── Information supplied
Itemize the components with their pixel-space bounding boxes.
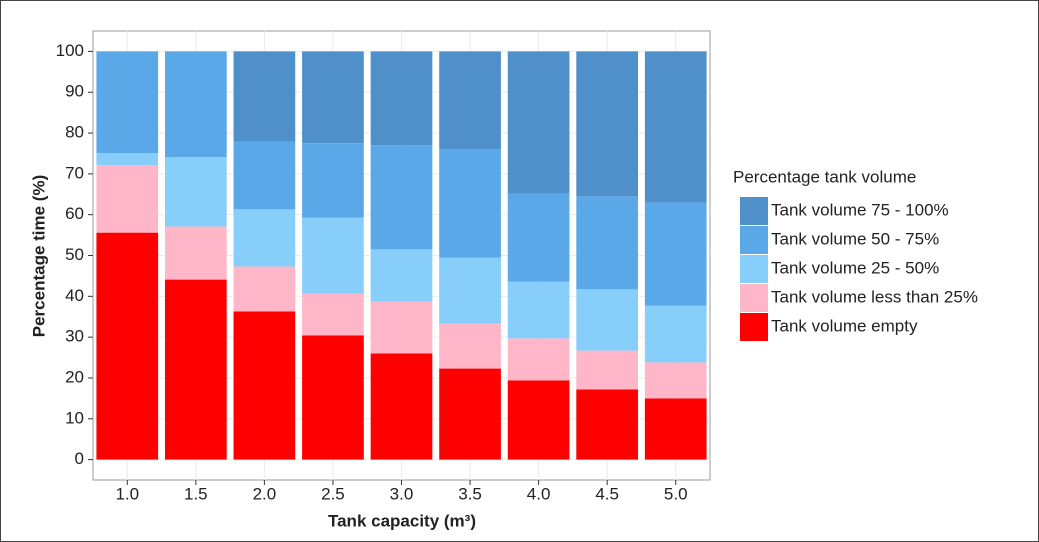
bar-segment	[302, 335, 364, 460]
bar-segment	[370, 145, 433, 250]
bar-segment	[302, 143, 364, 218]
y-tick-label: 50	[65, 245, 84, 264]
bar-segment	[439, 51, 501, 150]
bar-segment	[233, 311, 296, 460]
bar-segment	[507, 51, 570, 194]
legend-key	[740, 255, 768, 283]
bar-segment	[370, 353, 433, 460]
bar-segment	[164, 226, 227, 280]
bar-segment	[644, 398, 707, 460]
bar-segment	[576, 389, 639, 460]
bar-segment	[370, 301, 433, 354]
bar-segment	[576, 289, 639, 351]
bar-segment	[644, 362, 707, 399]
bar-segment	[507, 281, 570, 339]
legend-label: Tank volume 50 - 75%	[771, 229, 939, 248]
y-tick-label: 100	[56, 41, 84, 60]
x-axis-title: Tank capacity (m³)	[328, 511, 476, 530]
y-tick-label: 0	[75, 449, 84, 468]
bar-segment	[164, 279, 227, 460]
bar-segment	[302, 51, 364, 144]
legend-label: Tank volume less than 25%	[771, 287, 978, 306]
bar-segment	[507, 193, 570, 282]
x-tick-label: 5.0	[664, 484, 688, 503]
legend-label: Tank volume 75 - 100%	[771, 200, 949, 219]
x-tick-label: 4.5	[595, 484, 619, 503]
bar-segment	[507, 338, 570, 381]
y-tick-label: 70	[65, 163, 84, 182]
bar-segment	[439, 368, 501, 460]
bar-segment	[644, 202, 707, 306]
x-tick-label: 1.0	[115, 484, 139, 503]
bar-segment	[439, 149, 501, 258]
x-tick-label: 3.5	[458, 484, 482, 503]
legend-key	[740, 226, 768, 254]
y-tick-label: 40	[65, 286, 84, 305]
bar-segment	[96, 165, 159, 233]
bar-segment	[96, 51, 159, 154]
bar-segment	[370, 51, 433, 146]
x-tick-label: 2.0	[253, 484, 277, 503]
bar-segment	[164, 157, 227, 227]
bar-segment	[644, 51, 707, 203]
bar-segment	[644, 305, 707, 363]
bar-segment	[439, 323, 501, 369]
bar-segment	[96, 153, 159, 166]
y-tick-label: 10	[65, 408, 84, 427]
bar-segment	[507, 380, 570, 460]
y-tick-label: 20	[65, 367, 84, 386]
legend-label: Tank volume 25 - 50%	[771, 258, 939, 277]
bar-segment	[164, 51, 227, 158]
x-tick-label: 3.0	[390, 484, 414, 503]
bar-segment	[233, 141, 296, 210]
bar-segment	[370, 249, 433, 302]
y-tick-label: 80	[65, 123, 84, 142]
legend-title: Percentage tank volume	[733, 167, 916, 186]
bar-segment	[576, 196, 639, 290]
bar-segment	[576, 51, 639, 197]
bar-segment	[233, 209, 296, 267]
legend-key	[740, 197, 768, 225]
legend-key	[740, 313, 768, 341]
y-axis-title: Percentage time (%)	[29, 175, 48, 338]
y-tick-label: 60	[65, 204, 84, 223]
bar-segment	[302, 217, 364, 294]
bar-segment	[233, 51, 296, 142]
bar-segment	[302, 293, 364, 336]
y-tick-label: 30	[65, 327, 84, 346]
legend-label: Tank volume empty	[771, 316, 918, 335]
x-tick-label: 2.5	[321, 484, 345, 503]
x-tick-label: 4.0	[527, 484, 551, 503]
bar-segment	[96, 232, 159, 460]
bar-segment	[576, 350, 639, 390]
bar-segment	[439, 257, 501, 324]
bar-segment	[233, 266, 296, 312]
y-tick-label: 90	[65, 82, 84, 101]
legend-key	[740, 284, 768, 312]
x-tick-label: 1.5	[184, 484, 208, 503]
────
→ **The problem**
Rewrite every line of the listing above as a Markdown table with the columns "Row" and "Line", skipping any blank lines. Leave the pictures out.

→ **Result of the task**
| Row | Line |
|---|---|
| 1 | Itemize the components with their pixel-space bounding boxes. |
| 2 | bar-segment	[302, 335, 364, 460] |
| 3 | bar-segment	[370, 145, 433, 250] |
| 4 | bar-segment	[302, 143, 364, 218] |
| 5 | y-tick-label: 50	[65, 245, 84, 264] |
| 6 | bar-segment	[439, 51, 501, 150] |
| 7 | bar-segment	[233, 311, 296, 460] |
| 8 | bar-segment	[507, 51, 570, 194] |
| 9 | legend-key	[740, 255, 768, 283] |
| 10 | bar-segment	[370, 353, 433, 460] |
| 11 | bar-segment	[164, 226, 227, 280] |
| 12 | bar-segment	[644, 398, 707, 460] |
| 13 | bar-segment	[576, 389, 639, 460] |
| 14 | bar-segment	[370, 301, 433, 354] |
| 15 | bar-segment	[576, 289, 639, 351] |
| 16 | bar-segment	[644, 362, 707, 399] |
| 17 | bar-segment	[507, 281, 570, 339] |
| 18 | legend-label: Tank volume 50 - 75%	[771, 229, 939, 248] |
| 19 | y-tick-label: 100	[56, 41, 84, 60] |
| 20 | x-axis-title: Tank capacity (m³)	[328, 511, 476, 530] |
| 21 | y-tick-label: 0	[75, 449, 84, 468] |
| 22 | bar-segment	[164, 279, 227, 460] |
| 23 | bar-segment	[302, 51, 364, 144] |
| 24 | legend-label: Tank volume less than 25%	[771, 287, 978, 306] |
| 25 | bar-segment	[507, 193, 570, 282] |
| 26 | x-tick-label: 5.0	[664, 484, 688, 503] |
| 27 | legend-label: Tank volume 75 - 100%	[771, 200, 949, 219] |
| 28 | x-tick-label: 4.5	[595, 484, 619, 503] |
| 29 | bar-segment	[507, 338, 570, 381] |
| 30 | y-tick-label: 70	[65, 163, 84, 182] |
| 31 | bar-segment	[439, 368, 501, 460] |
| 32 | bar-segment	[644, 202, 707, 306] |
| 33 | x-tick-label: 1.0	[115, 484, 139, 503] |
| 34 | bar-segment	[439, 149, 501, 258] |
| 35 | x-tick-label: 3.5	[458, 484, 482, 503] |
| 36 | legend-key	[740, 226, 768, 254] |
| 37 | y-tick-label: 40	[65, 286, 84, 305] |
| 38 | bar-segment	[96, 165, 159, 233] |
| 39 | bar-segment	[96, 51, 159, 154] |
| 40 | bar-segment	[370, 51, 433, 146] |
| 41 | x-tick-label: 2.0	[253, 484, 277, 503] |
| 42 | bar-segment	[164, 157, 227, 227] |
| 43 | bar-segment	[644, 51, 707, 203] |
| 44 | bar-segment	[644, 305, 707, 363] |
| 45 | bar-segment	[439, 323, 501, 369] |
| 46 | bar-segment	[96, 153, 159, 166] |
| 47 | y-tick-label: 10	[65, 408, 84, 427] |
| 48 | bar-segment	[507, 380, 570, 460] |
| 49 | y-tick-label: 20	[65, 367, 84, 386] |
| 50 | legend-label: Tank volume 25 - 50%	[771, 258, 939, 277] |
| 51 | bar-segment	[164, 51, 227, 158] |
| 52 | x-tick-label: 3.0	[390, 484, 414, 503] |
| 53 | bar-segment	[233, 141, 296, 210] |
| 54 | bar-segment	[370, 249, 433, 302] |
| 55 | y-tick-label: 80	[65, 123, 84, 142] |
| 56 | legend-title: Percentage tank volume	[733, 167, 916, 186] |
| 57 | bar-segment	[576, 196, 639, 290] |
| 58 | bar-segment	[576, 51, 639, 197] |
| 59 | bar-segment	[233, 209, 296, 267] |
| 60 | legend-key	[740, 197, 768, 225] |
| 61 | legend-key	[740, 313, 768, 341] |
| 62 | y-axis-title: Percentage time (%)	[29, 175, 48, 338] |
| 63 | y-tick-label: 60	[65, 204, 84, 223] |
| 64 | bar-segment	[302, 217, 364, 294] |
| 65 | bar-segment	[233, 51, 296, 142] |
| 66 | bar-segment	[302, 293, 364, 336] |
| 67 | y-tick-label: 30	[65, 327, 84, 346] |
| 68 | legend-label: Tank volume empty	[771, 316, 918, 335] |
| 69 | x-tick-label: 2.5	[321, 484, 345, 503] |
| 70 | x-tick-label: 4.0	[527, 484, 551, 503] |
| 71 | bar-segment	[96, 232, 159, 460] |
| 72 | bar-segment	[576, 350, 639, 390] |
| 73 | bar-segment	[439, 257, 501, 324] |
| 74 | bar-segment	[233, 266, 296, 312] |
| 75 | y-tick-label: 90	[65, 82, 84, 101] |
| 76 | legend-key	[740, 284, 768, 312] |
| 77 | x-tick-label: 1.5	[184, 484, 208, 503] |